## Written problem
Look through the data and write out every line with the word "heading" in it.

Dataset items
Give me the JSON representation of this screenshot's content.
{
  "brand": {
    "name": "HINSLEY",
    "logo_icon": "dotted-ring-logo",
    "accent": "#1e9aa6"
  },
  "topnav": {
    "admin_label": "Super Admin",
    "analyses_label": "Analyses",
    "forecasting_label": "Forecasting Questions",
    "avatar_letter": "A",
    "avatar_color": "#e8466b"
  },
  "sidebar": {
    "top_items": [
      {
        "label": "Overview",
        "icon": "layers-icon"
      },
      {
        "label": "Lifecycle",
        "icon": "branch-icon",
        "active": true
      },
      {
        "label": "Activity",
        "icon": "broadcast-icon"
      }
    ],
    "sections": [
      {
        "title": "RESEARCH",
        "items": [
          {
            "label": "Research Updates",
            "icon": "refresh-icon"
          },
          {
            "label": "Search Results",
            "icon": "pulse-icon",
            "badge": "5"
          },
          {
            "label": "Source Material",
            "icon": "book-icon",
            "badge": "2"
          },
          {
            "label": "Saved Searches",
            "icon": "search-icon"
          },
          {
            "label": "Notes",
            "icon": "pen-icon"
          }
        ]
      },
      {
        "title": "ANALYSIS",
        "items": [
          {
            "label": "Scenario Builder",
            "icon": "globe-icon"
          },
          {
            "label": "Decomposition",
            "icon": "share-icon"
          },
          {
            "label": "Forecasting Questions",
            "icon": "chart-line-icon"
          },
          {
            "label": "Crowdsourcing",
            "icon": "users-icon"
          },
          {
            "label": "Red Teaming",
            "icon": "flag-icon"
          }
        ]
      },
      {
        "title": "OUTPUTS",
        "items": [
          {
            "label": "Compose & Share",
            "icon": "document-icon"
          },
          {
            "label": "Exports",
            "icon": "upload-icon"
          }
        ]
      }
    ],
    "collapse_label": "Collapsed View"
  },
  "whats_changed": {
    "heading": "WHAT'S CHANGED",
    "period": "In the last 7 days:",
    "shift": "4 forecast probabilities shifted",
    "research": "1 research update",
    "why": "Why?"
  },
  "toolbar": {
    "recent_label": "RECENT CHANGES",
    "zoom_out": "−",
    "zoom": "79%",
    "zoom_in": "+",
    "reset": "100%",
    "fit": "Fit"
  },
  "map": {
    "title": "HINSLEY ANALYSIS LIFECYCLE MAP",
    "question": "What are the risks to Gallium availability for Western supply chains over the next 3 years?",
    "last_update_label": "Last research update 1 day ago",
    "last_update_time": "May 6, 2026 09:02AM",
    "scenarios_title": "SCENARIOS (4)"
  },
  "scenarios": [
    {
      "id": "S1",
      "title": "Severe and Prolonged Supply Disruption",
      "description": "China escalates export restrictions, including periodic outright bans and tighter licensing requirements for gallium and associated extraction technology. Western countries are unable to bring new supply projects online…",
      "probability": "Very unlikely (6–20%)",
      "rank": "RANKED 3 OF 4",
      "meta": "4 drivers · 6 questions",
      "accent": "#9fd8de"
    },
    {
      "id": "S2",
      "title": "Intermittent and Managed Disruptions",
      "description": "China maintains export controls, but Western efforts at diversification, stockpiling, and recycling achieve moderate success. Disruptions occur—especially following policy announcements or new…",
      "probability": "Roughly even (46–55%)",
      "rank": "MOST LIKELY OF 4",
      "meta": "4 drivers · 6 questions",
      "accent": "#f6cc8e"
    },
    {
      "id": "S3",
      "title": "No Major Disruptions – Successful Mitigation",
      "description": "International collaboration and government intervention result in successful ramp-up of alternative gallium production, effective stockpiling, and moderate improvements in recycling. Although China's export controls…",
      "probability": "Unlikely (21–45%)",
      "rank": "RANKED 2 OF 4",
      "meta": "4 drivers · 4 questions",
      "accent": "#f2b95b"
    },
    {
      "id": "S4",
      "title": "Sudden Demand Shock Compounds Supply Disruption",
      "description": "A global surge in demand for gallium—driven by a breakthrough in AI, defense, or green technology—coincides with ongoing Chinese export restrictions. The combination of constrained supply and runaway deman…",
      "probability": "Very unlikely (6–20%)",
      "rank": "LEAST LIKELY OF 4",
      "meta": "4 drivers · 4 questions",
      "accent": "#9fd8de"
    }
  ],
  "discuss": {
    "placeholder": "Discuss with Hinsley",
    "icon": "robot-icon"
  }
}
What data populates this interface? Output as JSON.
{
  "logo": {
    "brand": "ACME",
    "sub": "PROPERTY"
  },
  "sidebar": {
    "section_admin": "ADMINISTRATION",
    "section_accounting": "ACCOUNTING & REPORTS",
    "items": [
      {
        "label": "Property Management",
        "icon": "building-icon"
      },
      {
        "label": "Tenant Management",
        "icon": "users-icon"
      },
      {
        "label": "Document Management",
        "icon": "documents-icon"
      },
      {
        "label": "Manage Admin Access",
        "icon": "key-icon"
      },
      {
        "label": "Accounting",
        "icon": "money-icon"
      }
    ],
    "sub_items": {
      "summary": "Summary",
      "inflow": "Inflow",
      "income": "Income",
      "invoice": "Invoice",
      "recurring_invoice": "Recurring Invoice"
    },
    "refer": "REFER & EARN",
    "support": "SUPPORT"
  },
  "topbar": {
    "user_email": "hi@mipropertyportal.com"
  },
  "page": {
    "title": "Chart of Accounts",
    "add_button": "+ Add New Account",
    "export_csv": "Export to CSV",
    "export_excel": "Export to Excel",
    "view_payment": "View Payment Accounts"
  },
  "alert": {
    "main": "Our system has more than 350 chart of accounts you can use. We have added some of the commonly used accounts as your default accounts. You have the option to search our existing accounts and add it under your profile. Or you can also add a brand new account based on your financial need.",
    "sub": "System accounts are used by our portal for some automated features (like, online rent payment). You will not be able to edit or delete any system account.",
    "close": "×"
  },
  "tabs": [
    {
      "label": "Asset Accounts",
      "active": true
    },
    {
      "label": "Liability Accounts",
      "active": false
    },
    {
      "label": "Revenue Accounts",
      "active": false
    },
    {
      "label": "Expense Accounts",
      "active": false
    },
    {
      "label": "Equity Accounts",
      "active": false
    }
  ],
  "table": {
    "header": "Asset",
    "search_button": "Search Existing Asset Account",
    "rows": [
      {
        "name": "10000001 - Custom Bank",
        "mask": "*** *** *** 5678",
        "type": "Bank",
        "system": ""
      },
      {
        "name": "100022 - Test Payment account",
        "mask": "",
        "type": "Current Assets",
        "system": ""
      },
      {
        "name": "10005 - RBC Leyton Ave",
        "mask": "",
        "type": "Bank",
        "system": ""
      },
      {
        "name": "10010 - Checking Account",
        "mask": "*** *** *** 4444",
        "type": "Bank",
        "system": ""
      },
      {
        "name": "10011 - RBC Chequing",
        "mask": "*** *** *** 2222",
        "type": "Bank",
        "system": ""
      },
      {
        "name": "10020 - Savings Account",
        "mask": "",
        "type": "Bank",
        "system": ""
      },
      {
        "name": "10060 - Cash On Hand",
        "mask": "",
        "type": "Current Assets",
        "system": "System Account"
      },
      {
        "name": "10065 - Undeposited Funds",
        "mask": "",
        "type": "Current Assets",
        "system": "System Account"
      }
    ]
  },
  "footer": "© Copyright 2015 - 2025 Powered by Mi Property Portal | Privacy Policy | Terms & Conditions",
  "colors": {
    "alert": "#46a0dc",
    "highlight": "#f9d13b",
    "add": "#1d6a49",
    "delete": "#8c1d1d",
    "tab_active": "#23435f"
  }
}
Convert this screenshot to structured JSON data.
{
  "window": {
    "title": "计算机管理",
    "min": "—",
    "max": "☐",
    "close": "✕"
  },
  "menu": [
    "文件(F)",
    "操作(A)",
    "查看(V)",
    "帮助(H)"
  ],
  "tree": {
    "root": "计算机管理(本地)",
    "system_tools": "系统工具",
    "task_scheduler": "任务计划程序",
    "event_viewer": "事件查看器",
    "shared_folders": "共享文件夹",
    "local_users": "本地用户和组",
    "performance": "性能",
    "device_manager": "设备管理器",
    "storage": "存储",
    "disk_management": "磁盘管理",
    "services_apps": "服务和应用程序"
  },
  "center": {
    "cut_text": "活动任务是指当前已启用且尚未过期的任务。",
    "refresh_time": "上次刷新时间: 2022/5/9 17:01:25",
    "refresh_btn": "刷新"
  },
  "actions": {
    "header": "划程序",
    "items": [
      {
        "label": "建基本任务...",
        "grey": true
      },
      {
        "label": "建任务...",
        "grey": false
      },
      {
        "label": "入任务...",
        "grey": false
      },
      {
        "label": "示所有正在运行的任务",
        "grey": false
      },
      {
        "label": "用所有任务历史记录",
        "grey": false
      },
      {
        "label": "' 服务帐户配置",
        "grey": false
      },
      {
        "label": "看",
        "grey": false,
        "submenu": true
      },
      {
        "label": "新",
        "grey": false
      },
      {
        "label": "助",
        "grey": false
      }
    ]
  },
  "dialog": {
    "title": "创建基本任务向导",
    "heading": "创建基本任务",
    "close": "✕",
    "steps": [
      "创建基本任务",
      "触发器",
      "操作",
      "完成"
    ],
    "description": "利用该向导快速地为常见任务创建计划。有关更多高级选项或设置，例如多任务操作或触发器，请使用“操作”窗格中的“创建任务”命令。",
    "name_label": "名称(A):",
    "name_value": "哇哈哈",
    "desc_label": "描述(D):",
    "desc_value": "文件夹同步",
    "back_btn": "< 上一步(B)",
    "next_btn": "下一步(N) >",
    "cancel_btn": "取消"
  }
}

## Reply to the exercise
    "heading": "WHAT'S CHANGED",
    "heading": "创建基本任务",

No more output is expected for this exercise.